■ Exercise material

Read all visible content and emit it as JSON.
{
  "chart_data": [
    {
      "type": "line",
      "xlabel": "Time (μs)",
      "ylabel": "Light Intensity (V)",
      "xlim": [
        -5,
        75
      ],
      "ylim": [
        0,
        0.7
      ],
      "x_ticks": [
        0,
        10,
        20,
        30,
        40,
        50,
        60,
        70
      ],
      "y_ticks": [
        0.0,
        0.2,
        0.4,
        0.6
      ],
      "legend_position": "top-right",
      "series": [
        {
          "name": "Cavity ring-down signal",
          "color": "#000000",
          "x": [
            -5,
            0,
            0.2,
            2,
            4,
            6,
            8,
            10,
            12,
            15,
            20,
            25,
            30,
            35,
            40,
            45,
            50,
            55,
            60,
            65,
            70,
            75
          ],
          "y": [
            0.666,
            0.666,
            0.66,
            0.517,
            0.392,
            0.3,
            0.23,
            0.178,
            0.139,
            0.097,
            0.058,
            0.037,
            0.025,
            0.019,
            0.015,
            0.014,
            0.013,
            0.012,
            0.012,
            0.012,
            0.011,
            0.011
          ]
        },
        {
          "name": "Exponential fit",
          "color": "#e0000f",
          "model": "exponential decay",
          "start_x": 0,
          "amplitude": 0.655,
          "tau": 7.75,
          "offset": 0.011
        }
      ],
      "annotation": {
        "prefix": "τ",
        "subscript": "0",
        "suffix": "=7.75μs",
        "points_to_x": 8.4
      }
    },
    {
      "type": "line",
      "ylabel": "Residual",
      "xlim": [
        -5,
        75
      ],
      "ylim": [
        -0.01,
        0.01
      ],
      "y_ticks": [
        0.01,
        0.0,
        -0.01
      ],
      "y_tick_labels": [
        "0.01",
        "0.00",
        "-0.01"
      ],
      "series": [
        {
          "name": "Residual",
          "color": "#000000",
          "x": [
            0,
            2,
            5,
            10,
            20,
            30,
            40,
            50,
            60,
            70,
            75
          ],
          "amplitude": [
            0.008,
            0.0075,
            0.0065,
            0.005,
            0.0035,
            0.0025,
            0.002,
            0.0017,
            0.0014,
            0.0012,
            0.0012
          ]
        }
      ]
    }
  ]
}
...
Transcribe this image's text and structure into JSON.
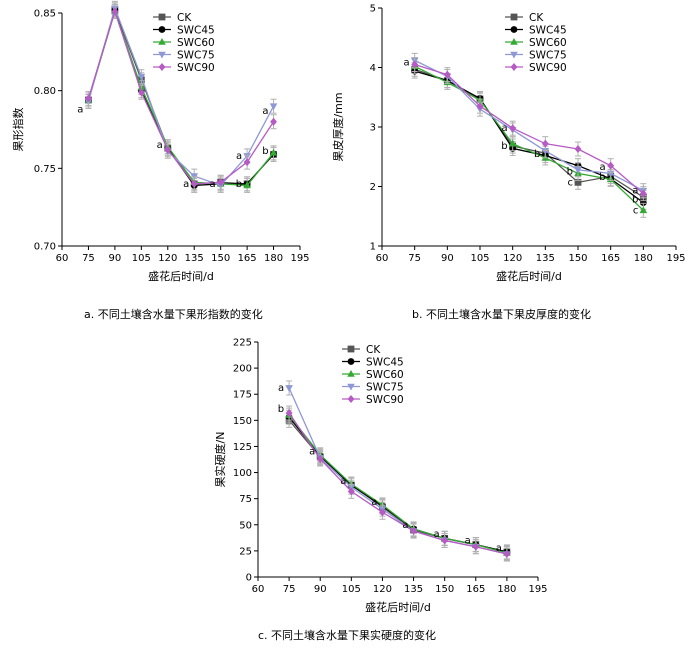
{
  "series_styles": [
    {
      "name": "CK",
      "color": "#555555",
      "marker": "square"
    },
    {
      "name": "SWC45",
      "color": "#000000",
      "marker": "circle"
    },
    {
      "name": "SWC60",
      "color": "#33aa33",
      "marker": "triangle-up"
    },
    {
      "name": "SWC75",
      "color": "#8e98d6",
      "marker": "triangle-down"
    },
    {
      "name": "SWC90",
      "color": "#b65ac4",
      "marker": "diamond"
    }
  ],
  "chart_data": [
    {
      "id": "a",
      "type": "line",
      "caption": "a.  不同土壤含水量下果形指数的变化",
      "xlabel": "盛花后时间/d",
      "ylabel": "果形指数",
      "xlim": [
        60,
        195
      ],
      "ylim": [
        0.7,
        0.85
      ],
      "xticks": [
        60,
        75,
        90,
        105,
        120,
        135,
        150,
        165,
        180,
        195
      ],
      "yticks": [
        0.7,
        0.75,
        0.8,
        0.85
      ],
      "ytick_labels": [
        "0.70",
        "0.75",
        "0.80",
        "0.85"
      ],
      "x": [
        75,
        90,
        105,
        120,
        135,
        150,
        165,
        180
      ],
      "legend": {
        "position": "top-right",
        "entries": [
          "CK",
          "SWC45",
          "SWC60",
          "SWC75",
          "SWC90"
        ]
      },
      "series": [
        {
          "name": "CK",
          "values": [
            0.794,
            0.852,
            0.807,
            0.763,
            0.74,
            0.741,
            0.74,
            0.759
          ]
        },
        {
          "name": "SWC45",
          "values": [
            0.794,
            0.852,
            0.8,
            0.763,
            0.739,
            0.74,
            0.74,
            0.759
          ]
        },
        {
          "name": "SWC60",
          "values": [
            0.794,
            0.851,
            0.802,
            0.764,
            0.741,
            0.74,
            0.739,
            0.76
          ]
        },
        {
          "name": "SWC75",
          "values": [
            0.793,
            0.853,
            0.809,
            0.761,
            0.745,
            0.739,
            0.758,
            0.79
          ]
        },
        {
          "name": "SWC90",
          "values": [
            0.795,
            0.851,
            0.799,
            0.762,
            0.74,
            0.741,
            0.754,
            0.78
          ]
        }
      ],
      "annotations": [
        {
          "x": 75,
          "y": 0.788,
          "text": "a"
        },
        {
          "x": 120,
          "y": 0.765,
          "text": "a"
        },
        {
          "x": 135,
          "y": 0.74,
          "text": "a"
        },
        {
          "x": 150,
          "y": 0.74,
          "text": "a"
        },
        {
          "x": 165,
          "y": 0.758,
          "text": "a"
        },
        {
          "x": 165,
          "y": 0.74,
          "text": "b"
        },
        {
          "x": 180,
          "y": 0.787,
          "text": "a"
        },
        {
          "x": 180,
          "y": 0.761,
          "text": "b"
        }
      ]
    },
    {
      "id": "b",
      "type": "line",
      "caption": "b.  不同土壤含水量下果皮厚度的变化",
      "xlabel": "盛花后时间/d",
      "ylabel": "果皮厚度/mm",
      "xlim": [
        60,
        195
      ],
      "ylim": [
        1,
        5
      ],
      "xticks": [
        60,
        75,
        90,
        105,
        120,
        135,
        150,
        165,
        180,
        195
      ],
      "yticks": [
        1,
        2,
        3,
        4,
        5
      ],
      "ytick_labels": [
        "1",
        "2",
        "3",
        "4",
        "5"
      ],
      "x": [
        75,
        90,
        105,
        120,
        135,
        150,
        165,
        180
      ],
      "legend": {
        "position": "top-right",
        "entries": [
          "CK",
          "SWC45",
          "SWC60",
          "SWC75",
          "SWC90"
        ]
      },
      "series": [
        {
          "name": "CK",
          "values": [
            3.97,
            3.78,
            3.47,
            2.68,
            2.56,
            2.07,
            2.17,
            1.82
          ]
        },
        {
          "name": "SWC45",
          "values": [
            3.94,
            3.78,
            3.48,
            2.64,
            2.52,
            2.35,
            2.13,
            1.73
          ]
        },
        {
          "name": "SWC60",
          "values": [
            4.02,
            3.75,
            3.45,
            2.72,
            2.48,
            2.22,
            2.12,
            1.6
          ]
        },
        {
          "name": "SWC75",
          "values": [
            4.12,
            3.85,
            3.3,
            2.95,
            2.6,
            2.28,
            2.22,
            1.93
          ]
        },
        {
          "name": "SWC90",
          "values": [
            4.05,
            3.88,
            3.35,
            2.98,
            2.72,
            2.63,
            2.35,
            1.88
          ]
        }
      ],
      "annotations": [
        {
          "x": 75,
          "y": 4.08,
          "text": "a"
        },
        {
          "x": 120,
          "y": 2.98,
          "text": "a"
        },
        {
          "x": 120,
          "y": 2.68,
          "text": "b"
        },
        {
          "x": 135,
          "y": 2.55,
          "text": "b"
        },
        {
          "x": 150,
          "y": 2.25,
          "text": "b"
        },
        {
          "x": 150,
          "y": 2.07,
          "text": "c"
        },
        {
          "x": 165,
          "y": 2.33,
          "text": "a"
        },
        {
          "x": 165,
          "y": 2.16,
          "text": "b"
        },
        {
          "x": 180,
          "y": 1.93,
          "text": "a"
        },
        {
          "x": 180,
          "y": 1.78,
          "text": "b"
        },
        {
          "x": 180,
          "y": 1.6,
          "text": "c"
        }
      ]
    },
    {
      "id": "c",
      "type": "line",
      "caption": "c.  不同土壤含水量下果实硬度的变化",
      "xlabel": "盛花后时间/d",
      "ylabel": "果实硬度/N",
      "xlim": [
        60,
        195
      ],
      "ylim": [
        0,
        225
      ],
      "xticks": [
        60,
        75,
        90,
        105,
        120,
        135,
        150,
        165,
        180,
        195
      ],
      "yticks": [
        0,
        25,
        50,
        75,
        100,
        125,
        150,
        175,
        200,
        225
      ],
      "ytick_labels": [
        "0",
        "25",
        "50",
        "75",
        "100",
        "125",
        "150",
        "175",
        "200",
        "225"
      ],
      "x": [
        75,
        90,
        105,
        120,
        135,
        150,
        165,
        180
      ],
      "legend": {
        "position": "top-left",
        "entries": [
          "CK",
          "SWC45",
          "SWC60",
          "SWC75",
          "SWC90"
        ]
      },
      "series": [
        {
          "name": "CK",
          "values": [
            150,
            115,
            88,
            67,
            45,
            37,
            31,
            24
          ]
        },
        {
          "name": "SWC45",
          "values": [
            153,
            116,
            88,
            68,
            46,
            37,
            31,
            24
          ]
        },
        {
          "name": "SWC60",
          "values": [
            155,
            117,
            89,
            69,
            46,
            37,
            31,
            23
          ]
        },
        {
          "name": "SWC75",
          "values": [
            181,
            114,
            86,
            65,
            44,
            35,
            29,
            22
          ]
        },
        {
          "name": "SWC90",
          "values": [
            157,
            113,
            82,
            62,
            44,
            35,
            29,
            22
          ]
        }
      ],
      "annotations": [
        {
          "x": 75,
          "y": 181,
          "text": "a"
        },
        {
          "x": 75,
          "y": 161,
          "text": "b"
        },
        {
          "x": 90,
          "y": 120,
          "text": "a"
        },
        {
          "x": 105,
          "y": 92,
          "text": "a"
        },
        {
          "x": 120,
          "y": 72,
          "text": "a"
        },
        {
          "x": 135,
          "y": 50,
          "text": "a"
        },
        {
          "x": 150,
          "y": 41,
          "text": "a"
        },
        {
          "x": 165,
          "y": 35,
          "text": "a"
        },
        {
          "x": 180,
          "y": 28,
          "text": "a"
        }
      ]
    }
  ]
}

■ What you should do
Check each line above for the string "marker" and show the ones that have it.

■ Written response
      "marker": "square"
      "marker": "circle"
      "marker": "triangle-up"
      "marker": "triangle-down"
      "marker": "diamond"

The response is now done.